:: Task directions ::
Copy out every line that contains the word "solo".

:: Dataset entries ::
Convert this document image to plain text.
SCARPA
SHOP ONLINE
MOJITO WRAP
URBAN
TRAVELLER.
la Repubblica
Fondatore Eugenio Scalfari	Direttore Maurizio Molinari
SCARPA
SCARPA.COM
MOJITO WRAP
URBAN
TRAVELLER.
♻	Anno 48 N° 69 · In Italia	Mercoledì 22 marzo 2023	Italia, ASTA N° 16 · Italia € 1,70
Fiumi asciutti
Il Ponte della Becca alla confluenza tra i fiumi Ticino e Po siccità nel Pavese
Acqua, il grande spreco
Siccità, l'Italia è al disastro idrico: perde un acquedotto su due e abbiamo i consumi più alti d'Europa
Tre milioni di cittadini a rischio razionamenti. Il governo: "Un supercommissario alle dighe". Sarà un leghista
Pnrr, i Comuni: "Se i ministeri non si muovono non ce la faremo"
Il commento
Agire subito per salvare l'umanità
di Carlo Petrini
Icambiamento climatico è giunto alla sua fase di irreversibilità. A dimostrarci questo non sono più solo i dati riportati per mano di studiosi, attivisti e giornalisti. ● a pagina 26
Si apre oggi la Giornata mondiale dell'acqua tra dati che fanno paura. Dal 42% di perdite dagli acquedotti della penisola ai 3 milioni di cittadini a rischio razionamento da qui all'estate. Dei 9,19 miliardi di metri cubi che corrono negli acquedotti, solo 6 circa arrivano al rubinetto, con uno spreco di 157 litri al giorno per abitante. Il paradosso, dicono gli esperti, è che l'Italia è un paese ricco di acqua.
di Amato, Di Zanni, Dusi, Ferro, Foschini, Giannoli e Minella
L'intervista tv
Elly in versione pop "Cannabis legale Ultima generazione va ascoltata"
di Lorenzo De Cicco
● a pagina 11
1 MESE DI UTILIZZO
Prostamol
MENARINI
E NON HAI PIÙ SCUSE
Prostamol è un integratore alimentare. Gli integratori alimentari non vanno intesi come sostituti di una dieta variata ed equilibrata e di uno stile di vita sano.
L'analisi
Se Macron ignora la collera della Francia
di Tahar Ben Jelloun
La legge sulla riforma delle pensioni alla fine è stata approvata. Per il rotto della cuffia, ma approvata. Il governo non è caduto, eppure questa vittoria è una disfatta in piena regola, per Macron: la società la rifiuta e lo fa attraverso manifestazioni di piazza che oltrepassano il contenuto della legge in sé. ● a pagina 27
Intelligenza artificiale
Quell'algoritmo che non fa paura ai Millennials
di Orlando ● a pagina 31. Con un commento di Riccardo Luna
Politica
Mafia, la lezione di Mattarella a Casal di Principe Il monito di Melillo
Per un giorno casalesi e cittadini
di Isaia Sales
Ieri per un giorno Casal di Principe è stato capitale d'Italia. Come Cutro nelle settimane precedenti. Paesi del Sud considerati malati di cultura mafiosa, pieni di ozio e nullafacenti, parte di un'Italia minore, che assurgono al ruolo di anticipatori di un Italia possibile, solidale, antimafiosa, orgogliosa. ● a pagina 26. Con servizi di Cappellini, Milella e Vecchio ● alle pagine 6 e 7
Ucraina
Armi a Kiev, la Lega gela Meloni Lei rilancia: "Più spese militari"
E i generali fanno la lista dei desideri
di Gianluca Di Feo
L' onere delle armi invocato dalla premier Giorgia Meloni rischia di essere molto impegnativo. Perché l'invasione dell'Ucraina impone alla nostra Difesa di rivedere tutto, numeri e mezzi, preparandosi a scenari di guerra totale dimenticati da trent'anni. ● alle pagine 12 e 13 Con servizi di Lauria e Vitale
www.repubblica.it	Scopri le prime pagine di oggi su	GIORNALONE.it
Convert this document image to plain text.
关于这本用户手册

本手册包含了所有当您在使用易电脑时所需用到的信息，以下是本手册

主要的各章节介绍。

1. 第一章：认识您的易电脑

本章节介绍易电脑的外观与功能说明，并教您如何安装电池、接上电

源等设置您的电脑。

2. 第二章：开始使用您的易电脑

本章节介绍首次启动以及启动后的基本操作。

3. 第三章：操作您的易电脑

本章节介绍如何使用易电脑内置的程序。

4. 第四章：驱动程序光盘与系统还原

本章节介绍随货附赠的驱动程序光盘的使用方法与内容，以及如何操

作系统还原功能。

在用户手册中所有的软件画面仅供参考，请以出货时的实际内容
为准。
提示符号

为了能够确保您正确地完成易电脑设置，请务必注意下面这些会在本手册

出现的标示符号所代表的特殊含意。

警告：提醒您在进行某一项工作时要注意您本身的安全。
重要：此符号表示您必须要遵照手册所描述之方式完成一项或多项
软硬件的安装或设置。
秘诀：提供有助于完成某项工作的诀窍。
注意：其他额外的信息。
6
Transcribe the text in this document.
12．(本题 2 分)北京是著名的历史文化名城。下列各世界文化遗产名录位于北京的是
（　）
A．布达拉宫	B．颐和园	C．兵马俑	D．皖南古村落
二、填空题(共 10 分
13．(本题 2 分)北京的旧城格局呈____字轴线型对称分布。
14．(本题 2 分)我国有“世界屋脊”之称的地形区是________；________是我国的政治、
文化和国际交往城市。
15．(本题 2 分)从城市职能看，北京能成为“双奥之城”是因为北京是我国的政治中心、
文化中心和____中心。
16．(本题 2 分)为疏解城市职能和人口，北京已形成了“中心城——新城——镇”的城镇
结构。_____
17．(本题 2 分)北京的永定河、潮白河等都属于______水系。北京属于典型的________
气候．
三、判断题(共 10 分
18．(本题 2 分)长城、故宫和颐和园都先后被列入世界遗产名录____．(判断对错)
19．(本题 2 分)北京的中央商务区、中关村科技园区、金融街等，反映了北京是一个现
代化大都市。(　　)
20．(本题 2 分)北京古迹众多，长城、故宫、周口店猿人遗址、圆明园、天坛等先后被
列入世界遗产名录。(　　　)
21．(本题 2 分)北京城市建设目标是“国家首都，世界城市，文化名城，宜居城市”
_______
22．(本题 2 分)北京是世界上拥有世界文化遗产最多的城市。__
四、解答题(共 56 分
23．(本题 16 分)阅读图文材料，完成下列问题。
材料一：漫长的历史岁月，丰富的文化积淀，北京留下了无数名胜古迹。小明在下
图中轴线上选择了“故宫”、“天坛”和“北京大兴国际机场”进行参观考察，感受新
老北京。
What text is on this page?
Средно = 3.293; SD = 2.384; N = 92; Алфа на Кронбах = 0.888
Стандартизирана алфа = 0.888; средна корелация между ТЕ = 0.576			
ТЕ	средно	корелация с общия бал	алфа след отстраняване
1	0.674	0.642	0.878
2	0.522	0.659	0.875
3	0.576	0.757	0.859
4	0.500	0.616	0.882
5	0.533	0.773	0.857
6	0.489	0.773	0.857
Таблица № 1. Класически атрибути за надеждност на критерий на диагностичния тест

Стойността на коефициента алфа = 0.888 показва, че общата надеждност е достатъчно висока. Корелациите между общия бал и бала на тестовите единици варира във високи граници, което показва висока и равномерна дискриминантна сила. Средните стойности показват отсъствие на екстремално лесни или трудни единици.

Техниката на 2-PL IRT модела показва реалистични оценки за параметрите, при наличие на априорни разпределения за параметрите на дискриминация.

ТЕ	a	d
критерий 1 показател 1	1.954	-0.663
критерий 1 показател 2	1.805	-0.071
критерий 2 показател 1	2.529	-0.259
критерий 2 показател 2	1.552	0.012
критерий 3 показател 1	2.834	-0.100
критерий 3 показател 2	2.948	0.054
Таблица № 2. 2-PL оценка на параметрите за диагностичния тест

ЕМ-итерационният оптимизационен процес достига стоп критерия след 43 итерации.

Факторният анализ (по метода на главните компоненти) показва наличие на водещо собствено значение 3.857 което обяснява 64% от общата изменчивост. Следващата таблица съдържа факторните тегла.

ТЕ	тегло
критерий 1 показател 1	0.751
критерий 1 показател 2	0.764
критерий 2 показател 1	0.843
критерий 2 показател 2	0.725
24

:: Correct response ::
Icambiamento climatico è giunto alla sua fase di irreversibilità. A dimostrarci questo non sono più solo i dati riportati per mano di studiosi, attivisti e giornalisti. ● a pagina 26
Si apre oggi la Giornata mondiale dell'acqua tra dati che fanno paura. Dal 42% di perdite dagli acquedotti della penisola ai 3 milioni di cittadini a rischio razionamento da qui all'estate. Dei 9,19 miliardi di metri cubi che corrono negli acquedotti, solo 6 circa arrivano al rubinetto, con uno spreco di 157 litri al giorno per abitante. Il paradosso, dicono gli esperti, è che l'Italia è un paese ricco di acqua.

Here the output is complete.